» **Request**:
Reproduce the records below exactly, leaving out any pictures.

» **Records for this exercise**:
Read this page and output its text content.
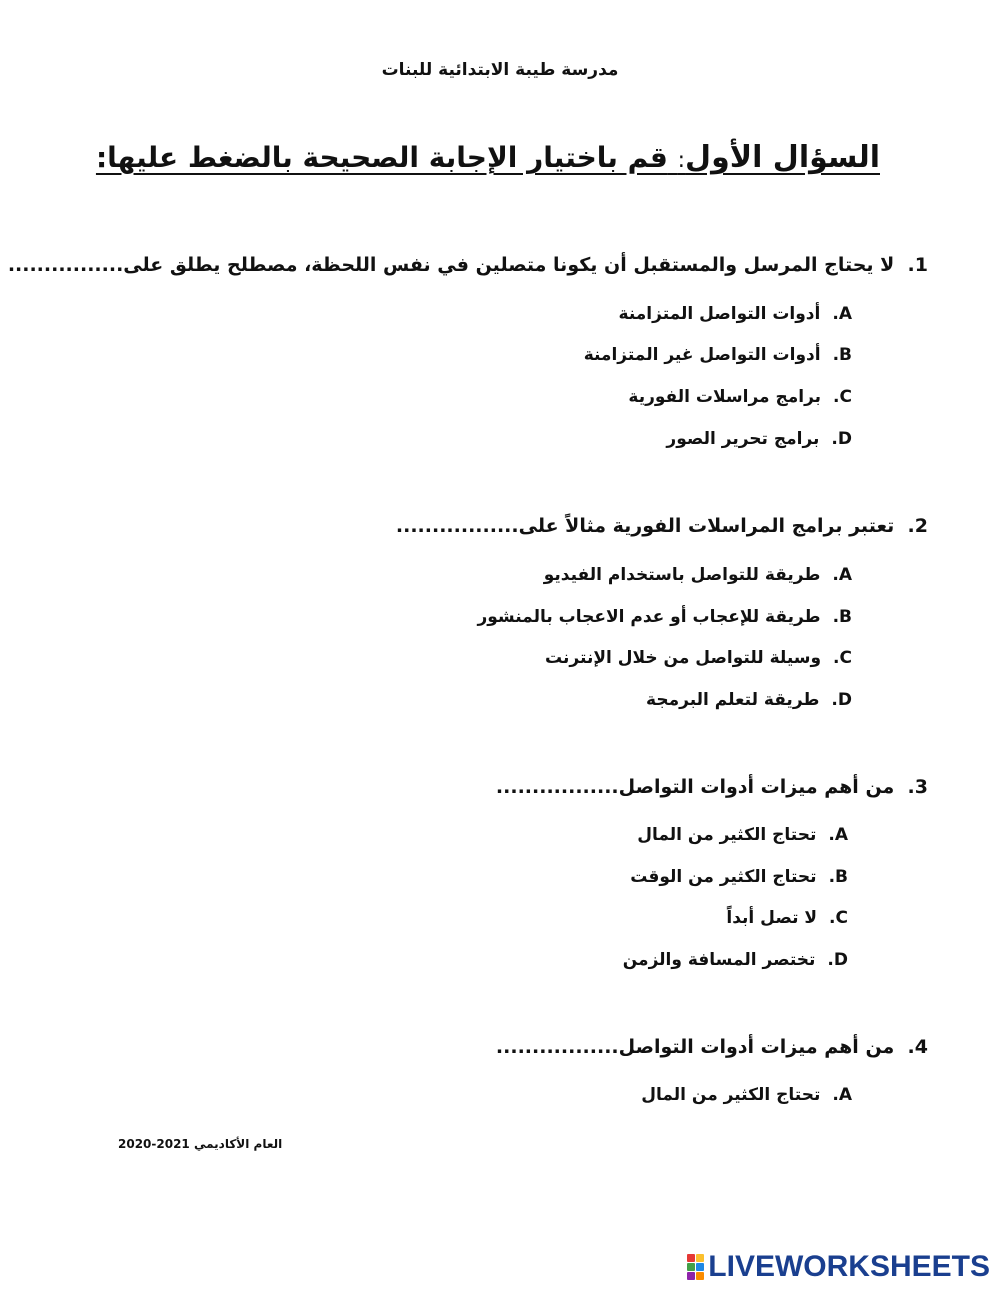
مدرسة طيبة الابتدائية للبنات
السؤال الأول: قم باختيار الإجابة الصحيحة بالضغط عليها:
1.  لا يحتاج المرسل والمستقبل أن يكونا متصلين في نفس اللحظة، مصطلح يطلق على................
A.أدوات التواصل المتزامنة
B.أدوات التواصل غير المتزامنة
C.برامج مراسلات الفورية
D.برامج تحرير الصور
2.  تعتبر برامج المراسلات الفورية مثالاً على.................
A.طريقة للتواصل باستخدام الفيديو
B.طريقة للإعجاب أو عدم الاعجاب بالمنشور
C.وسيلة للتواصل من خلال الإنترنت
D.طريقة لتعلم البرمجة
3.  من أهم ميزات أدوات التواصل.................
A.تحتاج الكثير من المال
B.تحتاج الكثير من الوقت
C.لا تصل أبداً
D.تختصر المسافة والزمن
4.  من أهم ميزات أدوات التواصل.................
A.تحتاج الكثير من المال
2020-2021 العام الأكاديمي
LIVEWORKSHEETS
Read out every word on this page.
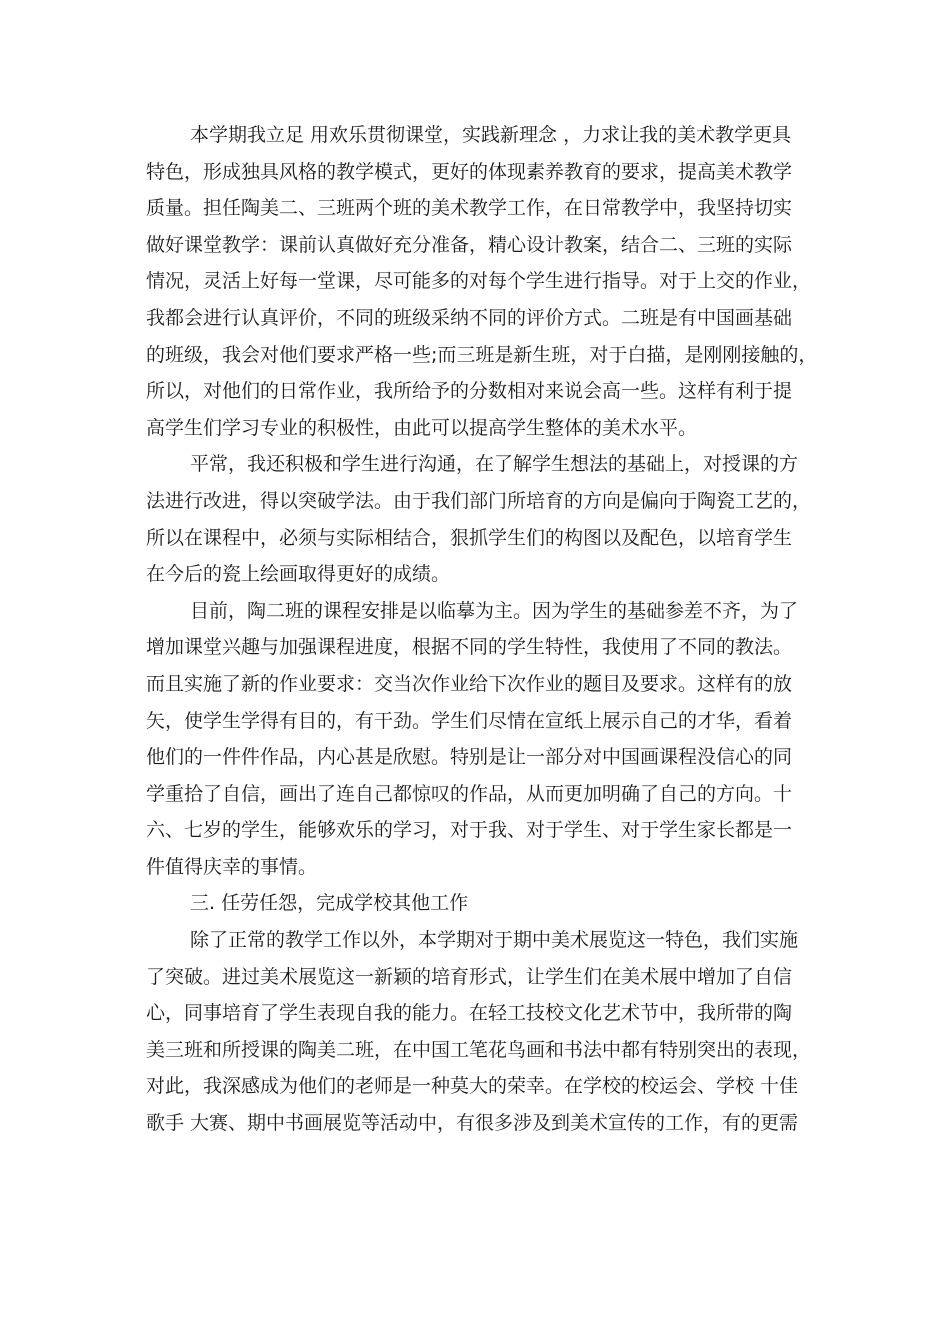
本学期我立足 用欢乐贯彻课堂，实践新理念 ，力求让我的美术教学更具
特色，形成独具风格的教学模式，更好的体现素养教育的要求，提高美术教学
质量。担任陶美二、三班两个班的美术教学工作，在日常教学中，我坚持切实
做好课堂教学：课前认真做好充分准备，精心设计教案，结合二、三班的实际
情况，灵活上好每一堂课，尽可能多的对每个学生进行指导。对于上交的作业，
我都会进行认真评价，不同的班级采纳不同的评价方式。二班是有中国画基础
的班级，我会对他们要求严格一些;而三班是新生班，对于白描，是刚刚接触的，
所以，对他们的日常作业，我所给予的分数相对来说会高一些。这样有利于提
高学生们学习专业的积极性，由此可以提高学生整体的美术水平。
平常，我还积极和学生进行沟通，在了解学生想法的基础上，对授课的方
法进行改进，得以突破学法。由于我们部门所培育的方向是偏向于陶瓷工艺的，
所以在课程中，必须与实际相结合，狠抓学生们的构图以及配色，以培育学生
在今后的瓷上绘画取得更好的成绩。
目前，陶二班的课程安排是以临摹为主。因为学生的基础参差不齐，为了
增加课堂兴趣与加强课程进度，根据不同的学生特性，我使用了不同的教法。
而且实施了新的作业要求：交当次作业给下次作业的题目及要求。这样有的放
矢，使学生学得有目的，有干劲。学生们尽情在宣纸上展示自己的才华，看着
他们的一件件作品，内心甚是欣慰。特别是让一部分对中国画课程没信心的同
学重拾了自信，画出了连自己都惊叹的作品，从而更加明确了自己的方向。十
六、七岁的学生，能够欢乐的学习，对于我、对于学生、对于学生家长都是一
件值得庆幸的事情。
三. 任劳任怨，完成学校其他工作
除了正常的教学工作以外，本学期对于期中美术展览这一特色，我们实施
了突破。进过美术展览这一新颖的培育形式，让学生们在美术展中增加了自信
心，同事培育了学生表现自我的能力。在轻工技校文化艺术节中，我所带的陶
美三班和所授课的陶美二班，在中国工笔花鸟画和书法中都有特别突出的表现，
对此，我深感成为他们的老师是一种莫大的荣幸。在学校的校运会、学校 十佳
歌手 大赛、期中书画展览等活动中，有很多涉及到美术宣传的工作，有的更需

» **Correct output**:
Read this page and output its text content.
مدرسة طيبة الابتدائية للبنات
السؤال الأول: قم باختيار الإجابة الصحيحة بالضغط عليها:
1.  لا يحتاج المرسل والمستقبل أن يكونا متصلين في نفس اللحظة، مصطلح يطلق على................
A.أدوات التواصل المتزامنة
B.أدوات التواصل غير المتزامنة
C.برامج مراسلات الفورية
D.برامج تحرير الصور
2.  تعتبر برامج المراسلات الفورية مثالاً على.................
A.طريقة للتواصل باستخدام الفيديو
B.طريقة للإعجاب أو عدم الاعجاب بالمنشور
C.وسيلة للتواصل من خلال الإنترنت
D.طريقة لتعلم البرمجة
3.  من أهم ميزات أدوات التواصل.................
A.تحتاج الكثير من المال
B.تحتاج الكثير من الوقت
C.لا تصل أبداً
D.تختصر المسافة والزمن
4.  من أهم ميزات أدوات التواصل.................
A.تحتاج الكثير من المال
2020-2021 العام الأكاديمي
LIVEWORKSHEETS
Read out every word on this page.
本学期我立足 用欢乐贯彻课堂，实践新理念 ，力求让我的美术教学更具
特色，形成独具风格的教学模式，更好的体现素养教育的要求，提高美术教学
质量。担任陶美二、三班两个班的美术教学工作，在日常教学中，我坚持切实
做好课堂教学：课前认真做好充分准备，精心设计教案，结合二、三班的实际
情况，灵活上好每一堂课，尽可能多的对每个学生进行指导。对于上交的作业，
我都会进行认真评价，不同的班级采纳不同的评价方式。二班是有中国画基础
的班级，我会对他们要求严格一些;而三班是新生班，对于白描，是刚刚接触的，
所以，对他们的日常作业，我所给予的分数相对来说会高一些。这样有利于提
高学生们学习专业的积极性，由此可以提高学生整体的美术水平。
平常，我还积极和学生进行沟通，在了解学生想法的基础上，对授课的方
法进行改进，得以突破学法。由于我们部门所培育的方向是偏向于陶瓷工艺的，
所以在课程中，必须与实际相结合，狠抓学生们的构图以及配色，以培育学生
在今后的瓷上绘画取得更好的成绩。
目前，陶二班的课程安排是以临摹为主。因为学生的基础参差不齐，为了
增加课堂兴趣与加强课程进度，根据不同的学生特性，我使用了不同的教法。
而且实施了新的作业要求：交当次作业给下次作业的题目及要求。这样有的放
矢，使学生学得有目的，有干劲。学生们尽情在宣纸上展示自己的才华，看着
他们的一件件作品，内心甚是欣慰。特别是让一部分对中国画课程没信心的同
学重拾了自信，画出了连自己都惊叹的作品，从而更加明确了自己的方向。十
六、七岁的学生，能够欢乐的学习，对于我、对于学生、对于学生家长都是一
件值得庆幸的事情。
三. 任劳任怨，完成学校其他工作
除了正常的教学工作以外，本学期对于期中美术展览这一特色，我们实施
了突破。进过美术展览这一新颖的培育形式，让学生们在美术展中增加了自信
心，同事培育了学生表现自我的能力。在轻工技校文化艺术节中，我所带的陶
美三班和所授课的陶美二班，在中国工笔花鸟画和书法中都有特别突出的表现，
对此，我深感成为他们的老师是一种莫大的荣幸。在学校的校运会、学校 十佳
歌手 大赛、期中书画展览等活动中，有很多涉及到美术宣传的工作，有的更需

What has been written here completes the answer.